● **DATA FOR THIS TASK**

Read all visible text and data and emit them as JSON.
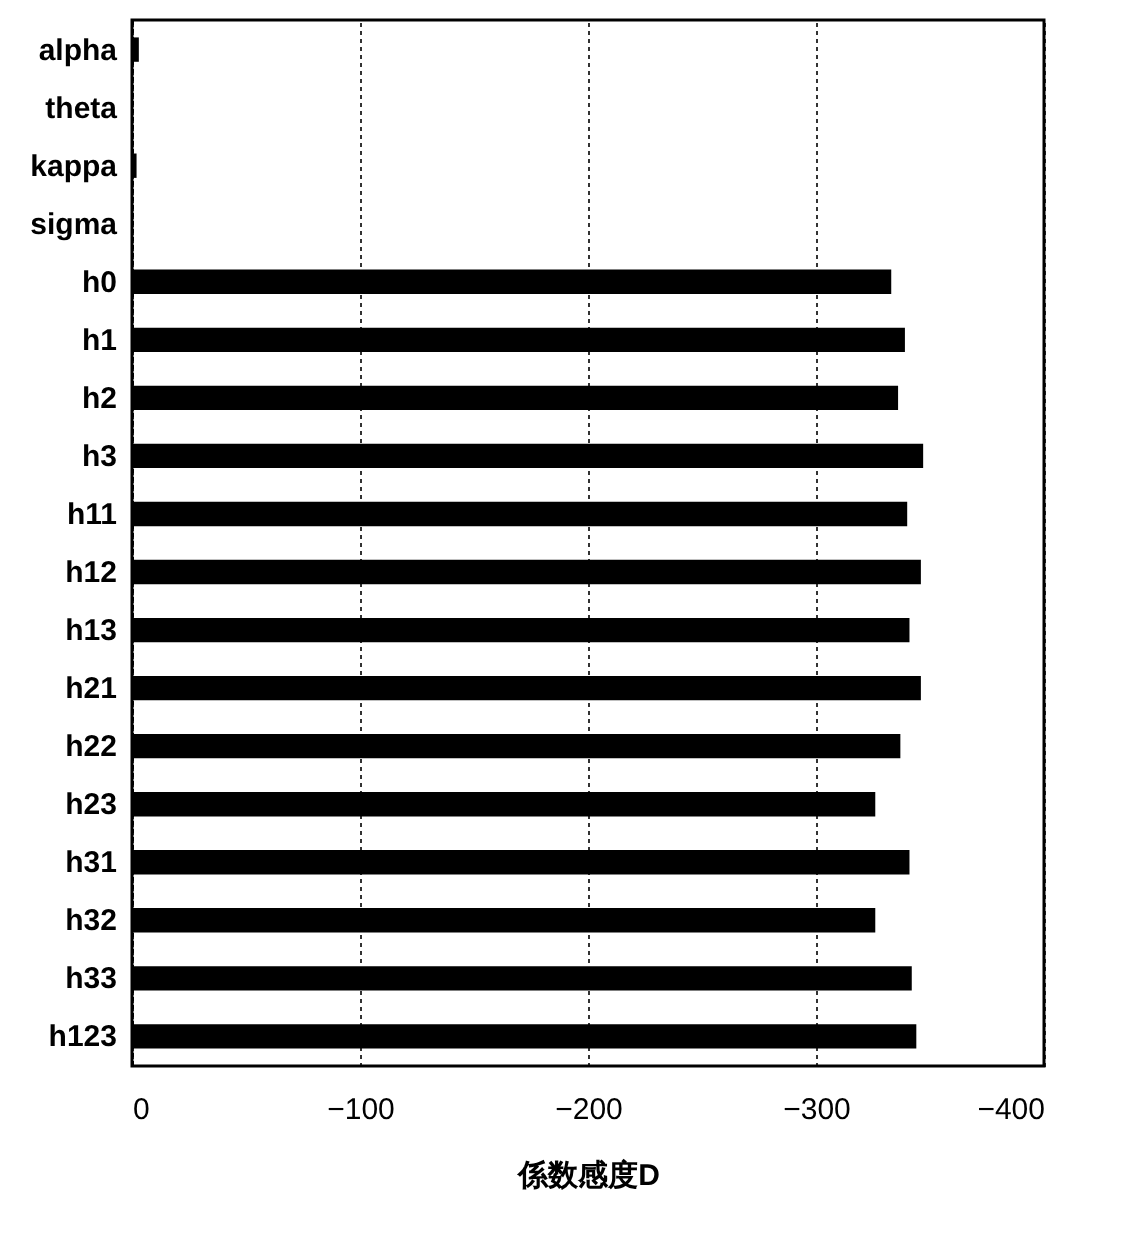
{
  "chart_data": {
    "type": "bar",
    "orientation": "horizontal",
    "xlabel": "係数感度D",
    "categories": [
      "alpha",
      "theta",
      "kappa",
      "sigma",
      "h0",
      "h1",
      "h2",
      "h3",
      "h11",
      "h12",
      "h13",
      "h21",
      "h22",
      "h23",
      "h31",
      "h32",
      "h33",
      "h123"
    ],
    "values": [
      -3,
      0,
      -2,
      0,
      -333,
      -339,
      -336,
      -347,
      -340,
      -346,
      -341,
      -346,
      -337,
      -326,
      -341,
      -326,
      -342,
      -344
    ],
    "color": "#000000",
    "xlim": [
      0,
      -400
    ],
    "xticks": [
      0,
      -100,
      -200,
      -300,
      -400
    ],
    "grid": "x"
  }
}
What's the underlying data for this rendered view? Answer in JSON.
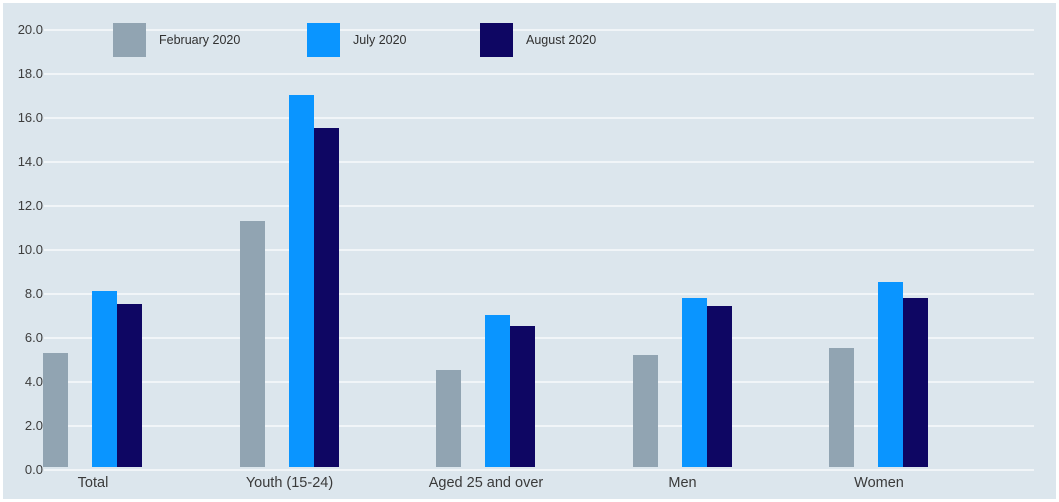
{
  "chart_data": {
    "type": "bar",
    "title": "",
    "xlabel": "",
    "ylabel": "",
    "categories": [
      "Total",
      "Youth (15-24)",
      "Aged 25 and over",
      "Men",
      "Women"
    ],
    "series": [
      {
        "name": "February 2020",
        "color": "#91a4b2",
        "values": [
          5.2,
          11.2,
          4.4,
          5.1,
          5.4
        ]
      },
      {
        "name": "July 2020",
        "color": "#0a95ff",
        "values": [
          8.0,
          16.9,
          6.9,
          7.7,
          8.4
        ]
      },
      {
        "name": "August 2020",
        "color": "#0e0663",
        "values": [
          7.4,
          15.4,
          6.4,
          7.3,
          7.7
        ]
      }
    ],
    "y_axis": {
      "min": 0,
      "max": 20,
      "step": 2,
      "tick_labels": [
        "0.0",
        "2.0",
        "4.0",
        "6.0",
        "8.0",
        "10.0",
        "12.0",
        "14.0",
        "16.0",
        "18.0",
        "20.0"
      ]
    },
    "grid": true,
    "legend_position": "top-left"
  },
  "colors": {
    "background": "#dce6ed",
    "frame": "#ffffff",
    "gridline": "#ecf2f7",
    "text": "#3d3d3d"
  }
}
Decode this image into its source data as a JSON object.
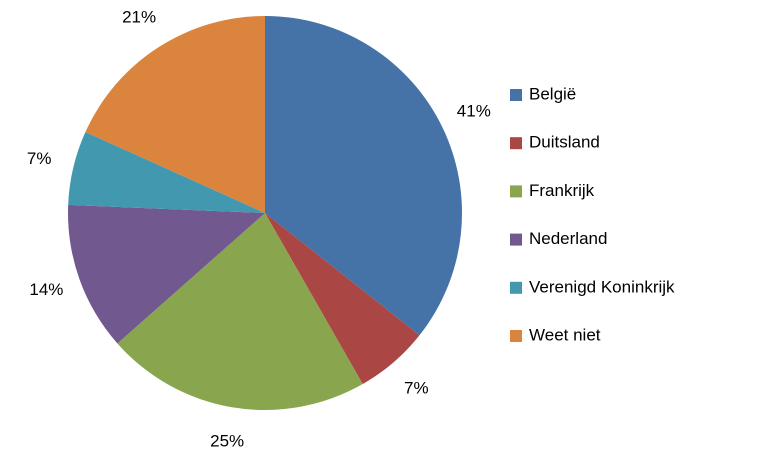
{
  "chart_data": {
    "type": "pie",
    "categories": [
      "België",
      "Duitsland",
      "Frankrijk",
      "Nederland",
      "Verenigd Koninkrijk",
      "Weet niet"
    ],
    "values": [
      41,
      7,
      25,
      14,
      7,
      21
    ],
    "value_labels": [
      "41%",
      "7%",
      "25%",
      "14%",
      "7%",
      "21%"
    ],
    "colors": [
      "#4572a7",
      "#aa4643",
      "#89a54e",
      "#71588f",
      "#4198af",
      "#db843d"
    ],
    "legend": "right"
  }
}
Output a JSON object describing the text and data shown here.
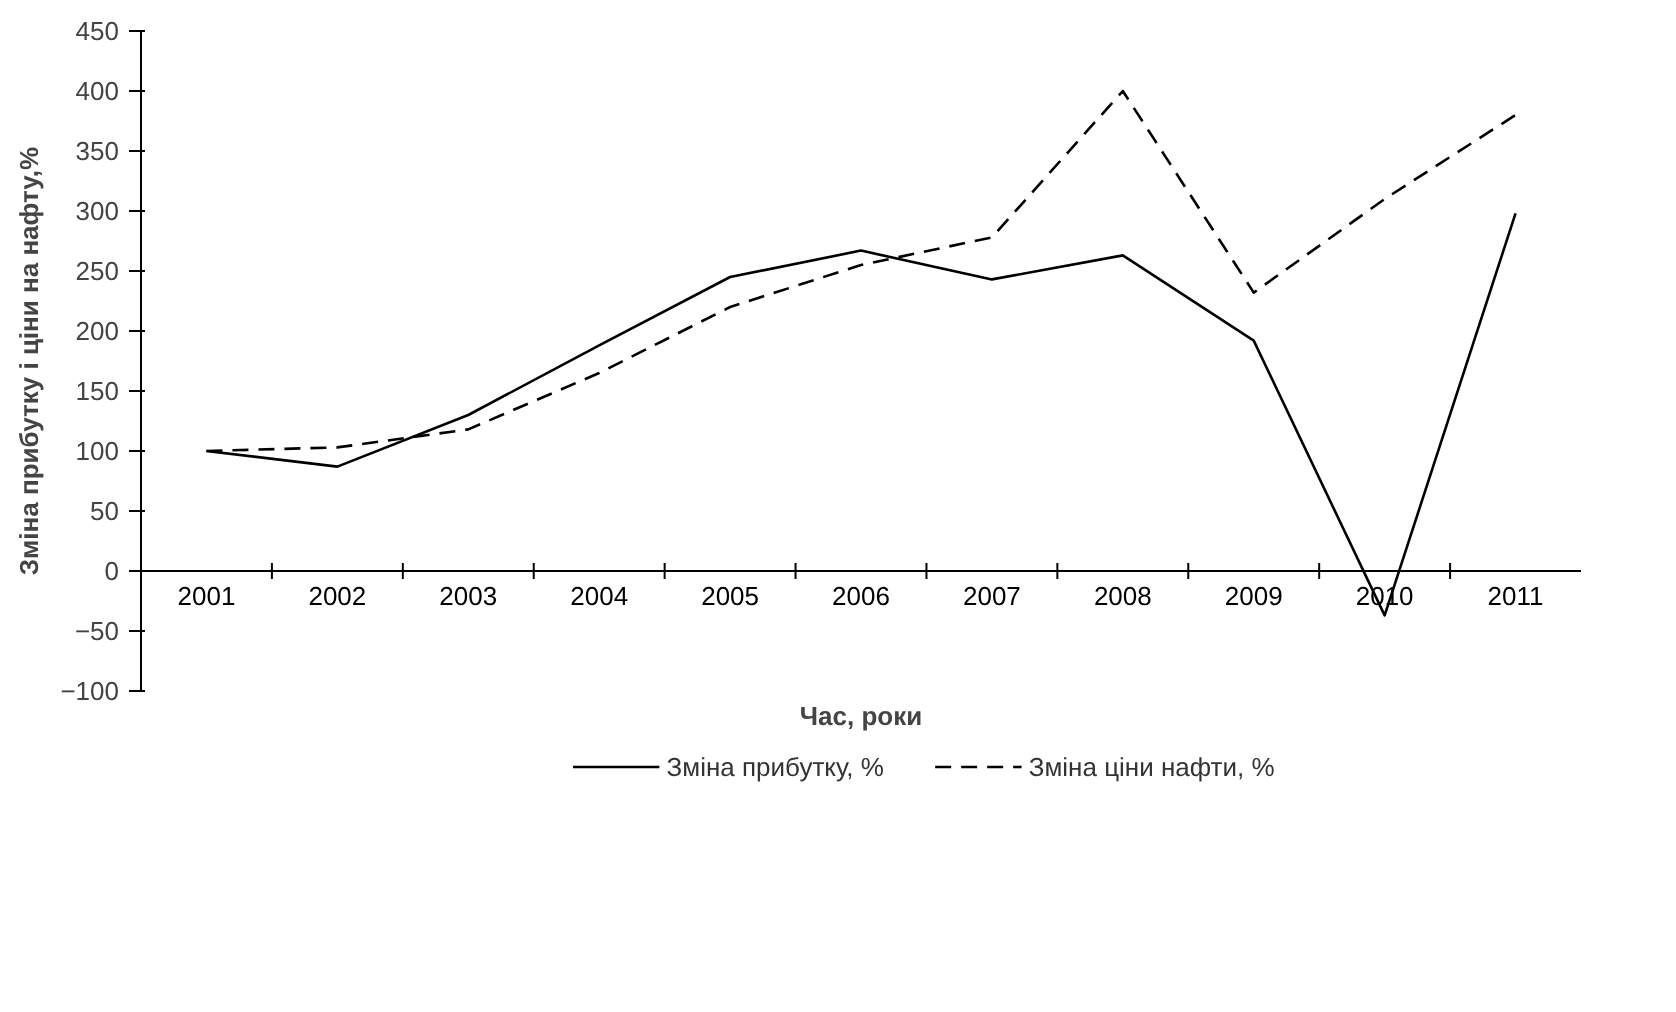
{
  "chart_data": {
    "type": "line",
    "xlabel": "Час, роки",
    "ylabel": "Зміна прибутку і ціни на нафту,%",
    "categories": [
      "2001",
      "2002",
      "2003",
      "2004",
      "2005",
      "2006",
      "2007",
      "2008",
      "2009",
      "2010",
      "2011"
    ],
    "series": [
      {
        "name": "Зміна прибутку, %",
        "color": "#000000",
        "line_style": "solid",
        "values": [
          100,
          87,
          130,
          188,
          245,
          267,
          243,
          263,
          192,
          -37,
          298
        ]
      },
      {
        "name": "Зміна ціни нафти, %",
        "color": "#000000",
        "line_style": "dashed",
        "values": [
          100,
          103,
          118,
          165,
          220,
          255,
          278,
          400,
          232,
          310,
          380
        ]
      }
    ],
    "ylim": [
      -100,
      450
    ],
    "yticks": [
      -100,
      -50,
      0,
      50,
      100,
      150,
      200,
      250,
      300,
      350,
      400,
      450
    ],
    "grid": false,
    "legend": "bottom",
    "marker": "none"
  }
}
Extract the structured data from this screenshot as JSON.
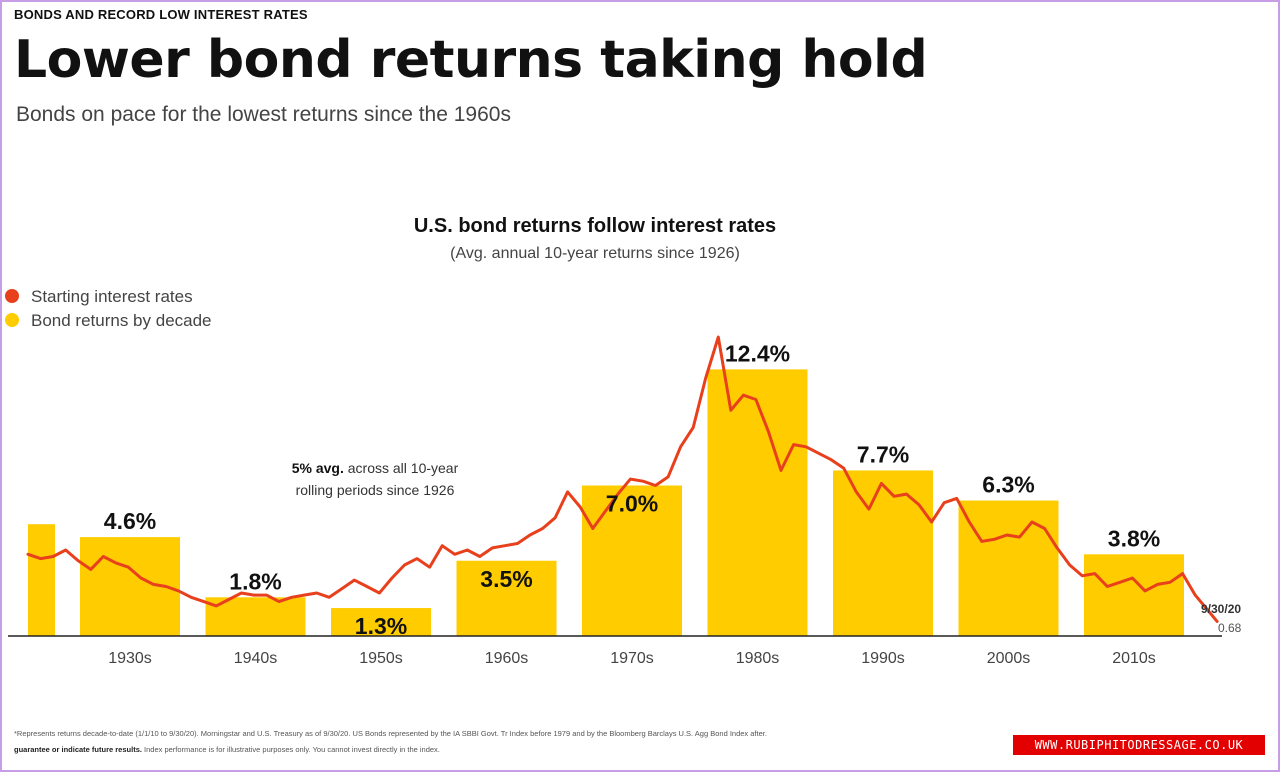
{
  "header": {
    "kicker": "BONDS AND RECORD LOW INTEREST RATES",
    "title": "Lower bond returns taking hold",
    "subtitle": "Bonds on pace for the lowest returns since the 1960s"
  },
  "footer": {
    "line1": "*Represents returns decade-to-date (1/1/10 to 9/30/20). Morningstar and U.S. Treasury as of 9/30/20. US Bonds represented by the IA SBBI Govt. Tr Index before 1979 and by the Bloomberg Barclays U.S. Agg Bond Index after.",
    "line2_bold": "guarantee or indicate future results.",
    "line2_rest": " Index performance is for illustrative purposes only. You cannot invest directly in the index."
  },
  "watermark": "WWW.RUBIPHITODRESSAGE.CO.UK",
  "chart_data": {
    "type": "bar",
    "title": "U.S. bond returns follow interest rates",
    "subtitle": "(Avg. annual 10-year returns since 1926)",
    "legend": [
      {
        "label": "Starting interest rates",
        "color": "#e8401c",
        "kind": "line"
      },
      {
        "label": "Bond returns by decade",
        "color": "#ffcc00",
        "kind": "bar"
      }
    ],
    "legend_position": "top-left",
    "categories": [
      "1930s",
      "1940s",
      "1950s",
      "1960s",
      "1970s",
      "1980s",
      "1990s",
      "2000s",
      "2010s"
    ],
    "partial_bar": {
      "value": 5.2
    },
    "series": [
      {
        "name": "Bond returns by decade",
        "values": [
          4.6,
          1.8,
          1.3,
          3.5,
          7.0,
          12.4,
          7.7,
          6.3,
          3.8
        ],
        "labels": [
          "4.6%",
          "1.8%",
          "1.3%",
          "3.5%",
          "7.0%",
          "12.4%",
          "7.7%",
          "6.3%",
          "3.8%"
        ],
        "color": "#ffcc00"
      },
      {
        "name": "Starting interest rates",
        "color": "#e8401c",
        "x": [
          1926,
          1927,
          1928,
          1929,
          1930,
          1931,
          1932,
          1933,
          1934,
          1935,
          1936,
          1937,
          1938,
          1939,
          1940,
          1941,
          1942,
          1943,
          1944,
          1945,
          1946,
          1947,
          1948,
          1949,
          1950,
          1951,
          1952,
          1953,
          1954,
          1955,
          1956,
          1957,
          1958,
          1959,
          1960,
          1961,
          1962,
          1963,
          1964,
          1965,
          1966,
          1967,
          1968,
          1969,
          1970,
          1971,
          1972,
          1973,
          1974,
          1975,
          1976,
          1977,
          1978,
          1979,
          1980,
          1981,
          1982,
          1983,
          1984,
          1985,
          1986,
          1987,
          1988,
          1989,
          1990,
          1991,
          1992,
          1993,
          1994,
          1995,
          1996,
          1997,
          1998,
          1999,
          2000,
          2001,
          2002,
          2003,
          2004,
          2005,
          2006,
          2007,
          2008,
          2009,
          2010,
          2011,
          2012,
          2013,
          2014,
          2015,
          2016,
          2017,
          2018,
          2019,
          2020.75
        ],
        "y": [
          3.8,
          3.6,
          3.7,
          4.0,
          3.5,
          3.1,
          3.7,
          3.4,
          3.2,
          2.7,
          2.4,
          2.3,
          2.1,
          1.8,
          1.6,
          1.4,
          1.7,
          2.0,
          1.9,
          1.9,
          1.6,
          1.8,
          1.9,
          2.0,
          1.8,
          2.2,
          2.6,
          2.3,
          2.0,
          2.7,
          3.3,
          3.6,
          3.2,
          4.2,
          3.8,
          4.0,
          3.7,
          4.1,
          4.2,
          4.3,
          4.7,
          5.0,
          5.5,
          6.7,
          6.0,
          5.0,
          5.8,
          6.6,
          7.3,
          7.2,
          7.0,
          7.4,
          8.8,
          9.7,
          12.0,
          13.9,
          10.5,
          11.2,
          11.0,
          9.5,
          7.7,
          8.9,
          8.8,
          8.5,
          8.2,
          7.8,
          6.7,
          5.9,
          7.1,
          6.5,
          6.6,
          6.1,
          5.3,
          6.2,
          6.4,
          5.3,
          4.4,
          4.5,
          4.7,
          4.6,
          5.3,
          5.0,
          4.1,
          3.3,
          2.8,
          2.9,
          2.3,
          2.5,
          2.7,
          2.1,
          2.4,
          2.5,
          2.9,
          1.9,
          0.68
        ]
      }
    ],
    "annotation": {
      "bold": "5% avg.",
      "text": " across all 10-year",
      "text2": "rolling periods since 1926"
    },
    "end_label": {
      "date": "9/30/20",
      "value": "0.68"
    }
  }
}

● **PROBLEM REQUIREMENTS**
Write out every line of the data that holds the word "date".

● **OUTPUT**
    "line1": "*Represents returns decade-to-date (1/1/10 to 9/30/20). Morningstar and U.S. Treasury as of 9/30/20. US Bonds represented by the IA SBBI Govt. Tr Index before 1979 and by the Bloomberg Barclays U.S. Agg Bond Index after.",
      "date": "9/30/20",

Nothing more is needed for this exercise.